- **Task statement**:
Where a line holds the string "selected", return that line.
** BEGIN Dataset entries **
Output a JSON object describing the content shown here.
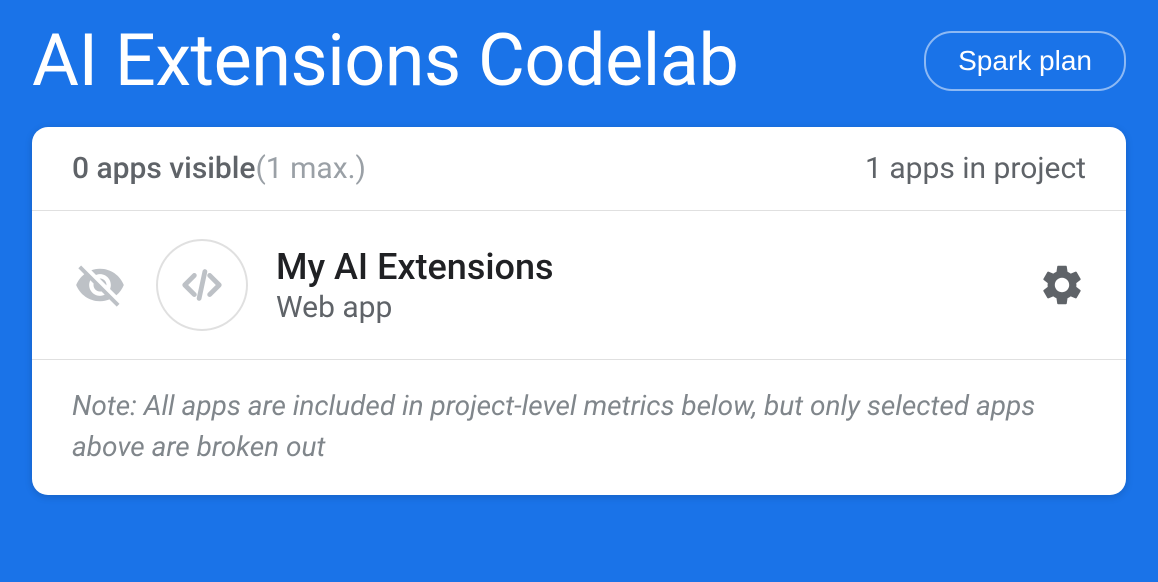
{
  "header": {
    "project_title": "AI Extensions Codelab",
    "plan_label": "Spark plan"
  },
  "card": {
    "apps_visible_count": "0 apps visible",
    "apps_visible_max": "(1 max.)",
    "apps_in_project": "1 apps in project",
    "app": {
      "name": "My AI Extensions",
      "type": "Web app"
    },
    "note": "Note: All apps are included in project-level metrics below, but only selected apps above are broken out"
  }
}
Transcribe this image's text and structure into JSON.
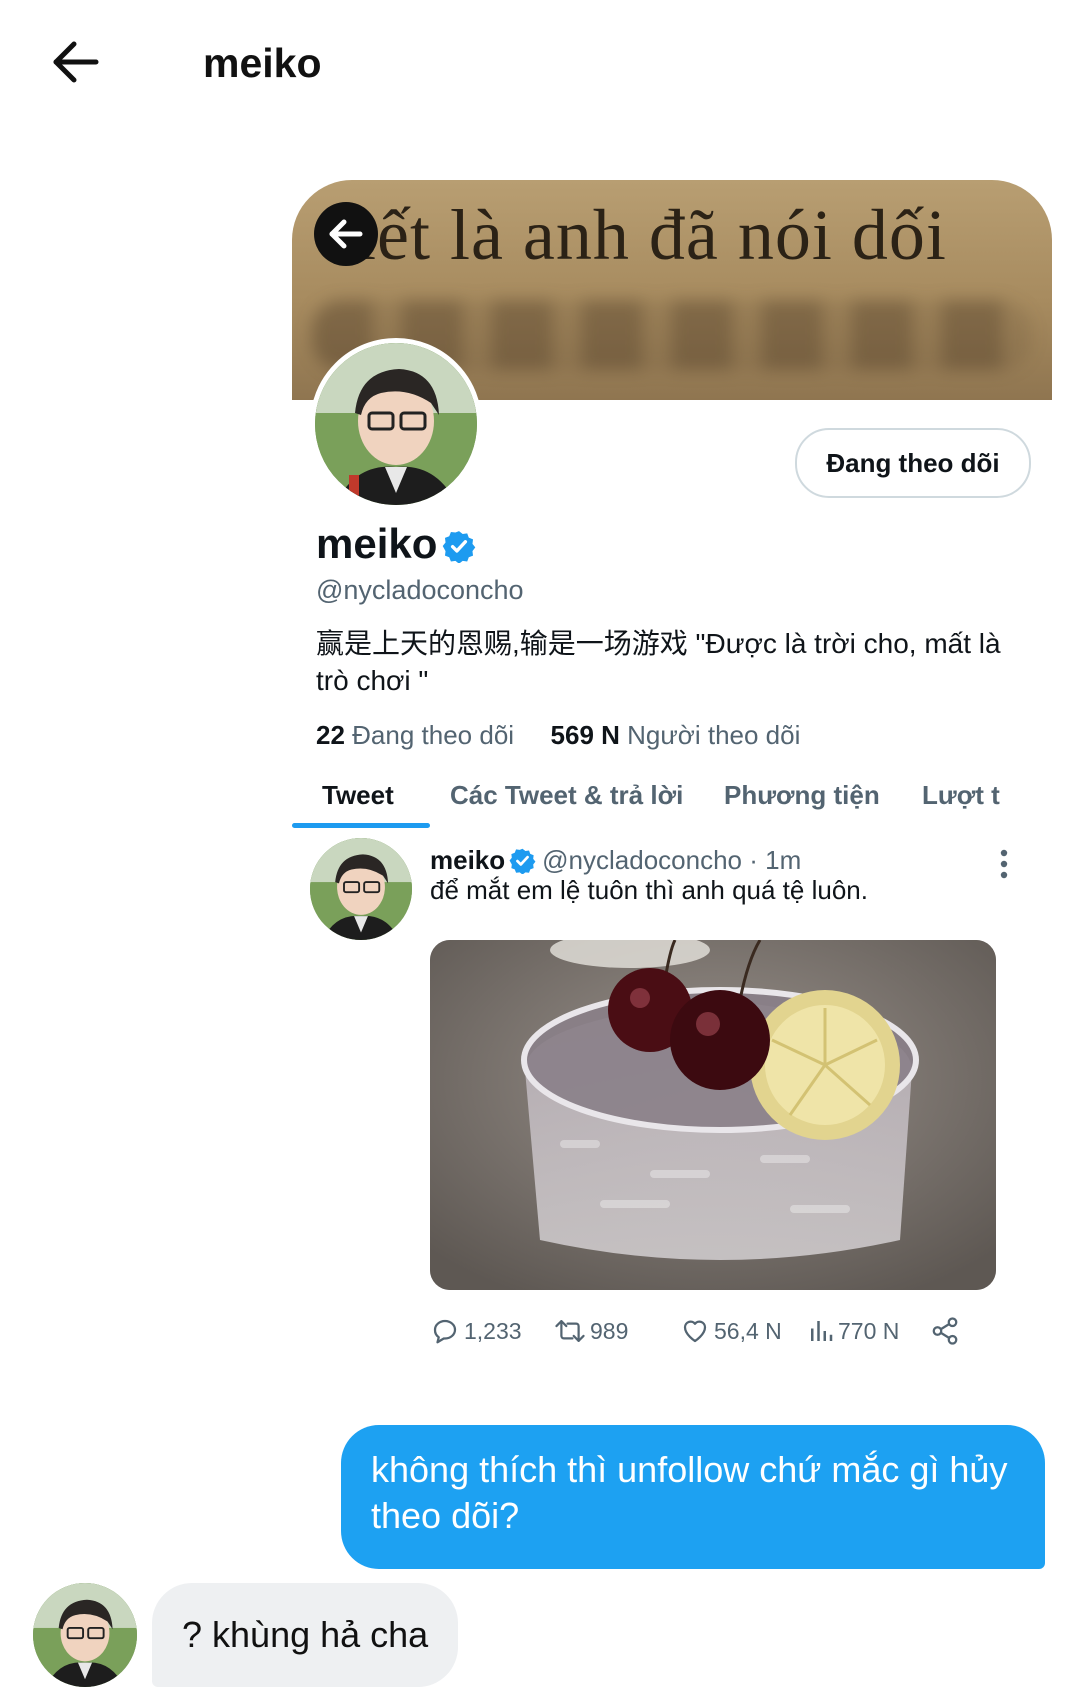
{
  "chat": {
    "title": "meiko"
  },
  "card": {
    "banner_text": "iết là anh đã nói dối",
    "follow_button": "Đang theo dõi",
    "name": "meiko",
    "handle": "@nycladoconcho",
    "bio": "赢是上天的恩赐,输是一场游戏 \"Được là trời cho, mất là trò chơi \"",
    "stats": {
      "following_count": "22",
      "following_label": "Đang theo dõi",
      "followers_count": "569 N",
      "followers_label": "Người theo dõi"
    },
    "tabs": [
      "Tweet",
      "Các Tweet & trả lời",
      "Phương tiện",
      "Lượt t"
    ],
    "tweet": {
      "name": "meiko",
      "handle_time": "@nycladoconcho · 1m",
      "text": "để mắt em lệ tuôn thì anh quá tệ luôn.",
      "replies": "1,233",
      "retweets": "989",
      "likes": "56,4 N",
      "views": "770 N"
    }
  },
  "messages": {
    "sent": "không thích thì unfollow chứ mắc gì hủy theo dõi?",
    "received": "? khùng hả cha"
  },
  "colors": {
    "accent_blue": "#1d9bf0",
    "sent_bubble": "#1da1f2",
    "received_bubble": "#eef0f2"
  }
}
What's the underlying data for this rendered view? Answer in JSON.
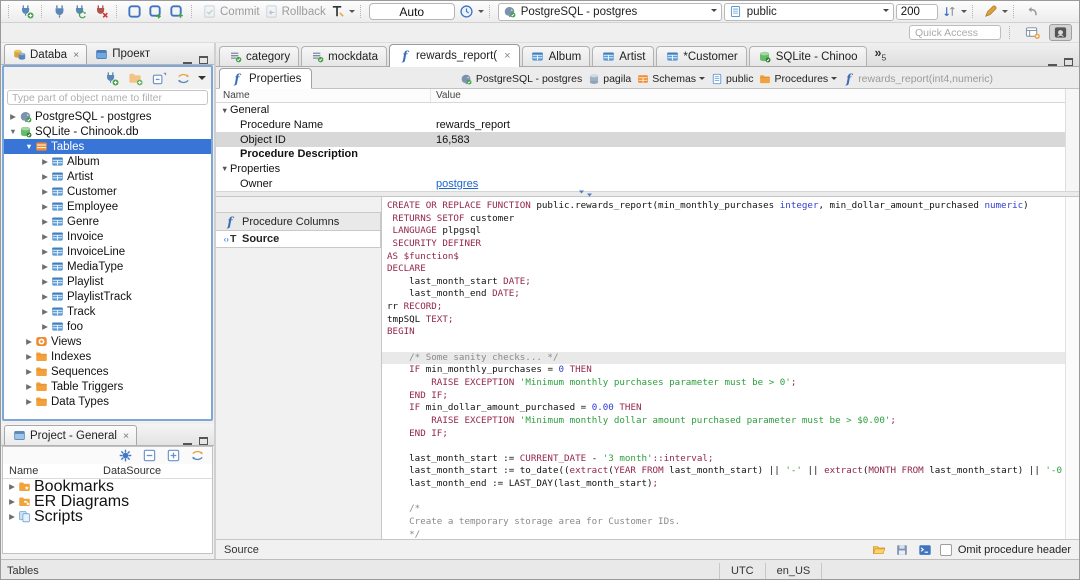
{
  "toolbar": {
    "commit_label": "Commit",
    "rollback_label": "Rollback",
    "txn_mode": "Auto",
    "connection": "PostgreSQL - postgres",
    "schema": "public",
    "fetch_size": "200",
    "quick_access_placeholder": "Quick Access"
  },
  "explorer": {
    "tabs": [
      {
        "label": "Databa"
      },
      {
        "label": "Проект"
      }
    ],
    "filter_placeholder": "Type part of object name to filter",
    "tree": [
      {
        "label": "PostgreSQL - postgres",
        "icon": "pg",
        "level": 0,
        "arrow": "right"
      },
      {
        "label": "SQLite - Chinook.db",
        "icon": "sqlite",
        "level": 0,
        "arrow": "down"
      },
      {
        "label": "Tables",
        "icon": "tables",
        "level": 1,
        "arrow": "down",
        "selected": true
      },
      {
        "label": "Album",
        "icon": "table",
        "level": 2,
        "arrow": "right"
      },
      {
        "label": "Artist",
        "icon": "table",
        "level": 2,
        "arrow": "right"
      },
      {
        "label": "Customer",
        "icon": "table",
        "level": 2,
        "arrow": "right"
      },
      {
        "label": "Employee",
        "icon": "table",
        "level": 2,
        "arrow": "right"
      },
      {
        "label": "Genre",
        "icon": "table",
        "level": 2,
        "arrow": "right"
      },
      {
        "label": "Invoice",
        "icon": "table",
        "level": 2,
        "arrow": "right"
      },
      {
        "label": "InvoiceLine",
        "icon": "table",
        "level": 2,
        "arrow": "right"
      },
      {
        "label": "MediaType",
        "icon": "table",
        "level": 2,
        "arrow": "right"
      },
      {
        "label": "Playlist",
        "icon": "table",
        "level": 2,
        "arrow": "right"
      },
      {
        "label": "PlaylistTrack",
        "icon": "table",
        "level": 2,
        "arrow": "right"
      },
      {
        "label": "Track",
        "icon": "table",
        "level": 2,
        "arrow": "right"
      },
      {
        "label": "foo",
        "icon": "table",
        "level": 2,
        "arrow": "right"
      },
      {
        "label": "Views",
        "icon": "eye",
        "level": 1,
        "arrow": "right"
      },
      {
        "label": "Indexes",
        "icon": "folder",
        "level": 1,
        "arrow": "right"
      },
      {
        "label": "Sequences",
        "icon": "folder",
        "level": 1,
        "arrow": "right"
      },
      {
        "label": "Table Triggers",
        "icon": "folder",
        "level": 1,
        "arrow": "right"
      },
      {
        "label": "Data Types",
        "icon": "folder",
        "level": 1,
        "arrow": "right"
      }
    ]
  },
  "project_panel": {
    "title": "Project - General",
    "columns": [
      "Name",
      "DataSource"
    ],
    "items": [
      {
        "label": "Bookmarks",
        "icon": "folder-star"
      },
      {
        "label": "ER Diagrams",
        "icon": "folder-er"
      },
      {
        "label": "Scripts",
        "icon": "scripts"
      }
    ]
  },
  "editor": {
    "tabs": [
      {
        "label": "category",
        "icon": "script"
      },
      {
        "label": "mockdata",
        "icon": "script"
      },
      {
        "label": "rewards_report(",
        "icon": "func",
        "active": true,
        "close": true
      },
      {
        "label": "Album",
        "icon": "table"
      },
      {
        "label": "Artist",
        "icon": "table"
      },
      {
        "label": "*Customer",
        "icon": "table"
      },
      {
        "label": "SQLite - Chinoo",
        "icon": "sqlite"
      }
    ],
    "overflow_symbol": "»",
    "overflow_count": "5",
    "subtab_label": "Properties",
    "breadcrumb": [
      {
        "label": "PostgreSQL - postgres",
        "icon": "pg"
      },
      {
        "label": "pagila",
        "icon": "db"
      },
      {
        "label": "Schemas",
        "icon": "schemas",
        "caret": true
      },
      {
        "label": "public",
        "icon": "schema"
      },
      {
        "label": "Procedures",
        "icon": "folder",
        "caret": true
      },
      {
        "label": "rewards_report(int4,numeric)",
        "icon": "func",
        "muted": true
      }
    ],
    "properties": {
      "columns": [
        "Name",
        "Value"
      ],
      "rows": [
        {
          "name": "General",
          "type": "group"
        },
        {
          "name": "Procedure Name",
          "value": "rewards_report",
          "type": "item"
        },
        {
          "name": "Object ID",
          "value": "16,583",
          "type": "item",
          "selected": true
        },
        {
          "name": "Procedure Description",
          "type": "item",
          "bold": true
        },
        {
          "name": "Properties",
          "type": "group"
        },
        {
          "name": "Owner",
          "value": "postgres",
          "type": "item",
          "link": true
        }
      ]
    },
    "side_tabs": [
      {
        "label": "Procedure Columns",
        "icon": "func"
      },
      {
        "label": "Source",
        "icon": "tsrc",
        "active": true
      }
    ],
    "code_lines": [
      {
        "seg": [
          [
            "k",
            "CREATE OR REPLACE FUNCTION"
          ],
          [
            "p",
            " public.rewards_report(min_monthly_purchases "
          ],
          [
            "t",
            "integer"
          ],
          [
            "p",
            ", min_dollar_amount_purchased "
          ],
          [
            "t",
            "numeric"
          ],
          [
            "p",
            ")"
          ]
        ]
      },
      {
        "seg": [
          [
            "p",
            " "
          ],
          [
            "k",
            "RETURNS SETOF"
          ],
          [
            "p",
            " customer"
          ]
        ]
      },
      {
        "seg": [
          [
            "p",
            " "
          ],
          [
            "k",
            "LANGUAGE"
          ],
          [
            "p",
            " plpgsql"
          ]
        ]
      },
      {
        "seg": [
          [
            "p",
            " "
          ],
          [
            "k",
            "SECURITY DEFINER"
          ]
        ]
      },
      {
        "seg": [
          [
            "k",
            "AS $function$"
          ]
        ]
      },
      {
        "seg": [
          [
            "k",
            "DECLARE"
          ]
        ]
      },
      {
        "seg": [
          [
            "p",
            "    last_month_start "
          ],
          [
            "k",
            "DATE;"
          ]
        ]
      },
      {
        "seg": [
          [
            "p",
            "    last_month_end "
          ],
          [
            "k",
            "DATE;"
          ]
        ]
      },
      {
        "seg": [
          [
            "p",
            "rr "
          ],
          [
            "k",
            "RECORD;"
          ]
        ]
      },
      {
        "seg": [
          [
            "p",
            "tmpSQL "
          ],
          [
            "k",
            "TEXT;"
          ]
        ]
      },
      {
        "seg": [
          [
            "k",
            "BEGIN"
          ]
        ]
      },
      {
        "seg": []
      },
      {
        "hl": true,
        "seg": [
          [
            "c",
            "    /* Some sanity checks... */"
          ]
        ]
      },
      {
        "seg": [
          [
            "p",
            "    "
          ],
          [
            "k",
            "IF"
          ],
          [
            "p",
            " min_monthly_purchases = "
          ],
          [
            "n",
            "0"
          ],
          [
            "p",
            " "
          ],
          [
            "k",
            "THEN"
          ]
        ]
      },
      {
        "seg": [
          [
            "p",
            "        "
          ],
          [
            "k",
            "RAISE EXCEPTION"
          ],
          [
            "p",
            " "
          ],
          [
            "s",
            "'Minimum monthly purchases parameter must be > 0'"
          ],
          [
            "k",
            ";"
          ]
        ]
      },
      {
        "seg": [
          [
            "p",
            "    "
          ],
          [
            "k",
            "END IF;"
          ]
        ]
      },
      {
        "seg": [
          [
            "p",
            "    "
          ],
          [
            "k",
            "IF"
          ],
          [
            "p",
            " min_dollar_amount_purchased = "
          ],
          [
            "n",
            "0.00"
          ],
          [
            "p",
            " "
          ],
          [
            "k",
            "THEN"
          ]
        ]
      },
      {
        "seg": [
          [
            "p",
            "        "
          ],
          [
            "k",
            "RAISE EXCEPTION"
          ],
          [
            "p",
            " "
          ],
          [
            "s",
            "'Minimum monthly dollar amount purchased parameter must be > $0.00'"
          ],
          [
            "k",
            ";"
          ]
        ]
      },
      {
        "seg": [
          [
            "p",
            "    "
          ],
          [
            "k",
            "END IF;"
          ]
        ]
      },
      {
        "seg": []
      },
      {
        "seg": [
          [
            "p",
            "    last_month_start := "
          ],
          [
            "k",
            "CURRENT_DATE"
          ],
          [
            "p",
            " - "
          ],
          [
            "s",
            "'3 month'"
          ],
          [
            "k",
            "::interval;"
          ]
        ]
      },
      {
        "seg": [
          [
            "p",
            "    last_month_start := to_date(("
          ],
          [
            "k",
            "extract"
          ],
          [
            "p",
            "("
          ],
          [
            "k",
            "YEAR FROM"
          ],
          [
            "p",
            " last_month_start) || "
          ],
          [
            "s",
            "'-'"
          ],
          [
            "p",
            " || "
          ],
          [
            "k",
            "extract"
          ],
          [
            "p",
            "("
          ],
          [
            "k",
            "MONTH FROM"
          ],
          [
            "p",
            " last_month_start) || "
          ],
          [
            "s",
            "'-0"
          ]
        ]
      },
      {
        "seg": [
          [
            "p",
            "    last_month_end := LAST_DAY(last_month_start)"
          ],
          [
            "k",
            ";"
          ]
        ]
      },
      {
        "seg": []
      },
      {
        "seg": [
          [
            "c",
            "    /*"
          ]
        ]
      },
      {
        "seg": [
          [
            "c",
            "    Create a temporary storage area for Customer IDs."
          ]
        ]
      },
      {
        "seg": [
          [
            "c",
            "    */"
          ]
        ]
      }
    ],
    "bottom": {
      "status": "Source",
      "omit_label": "Omit procedure header"
    }
  },
  "status_bar": {
    "object": "Tables",
    "timezone": "UTC",
    "locale": "en_US"
  },
  "colors": {
    "selection": "#3875d7",
    "keyword": "#93264a",
    "string": "#2d9f3c",
    "number": "#2f3fd0",
    "comment": "#8a8a8a",
    "link": "#1a66cc"
  }
}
** END Dataset entries **
- **Task result**:
    "note": "Note: All apps are included in project-level metrics below, but only selected apps above are broken out"
        "selected": true
          "selected": true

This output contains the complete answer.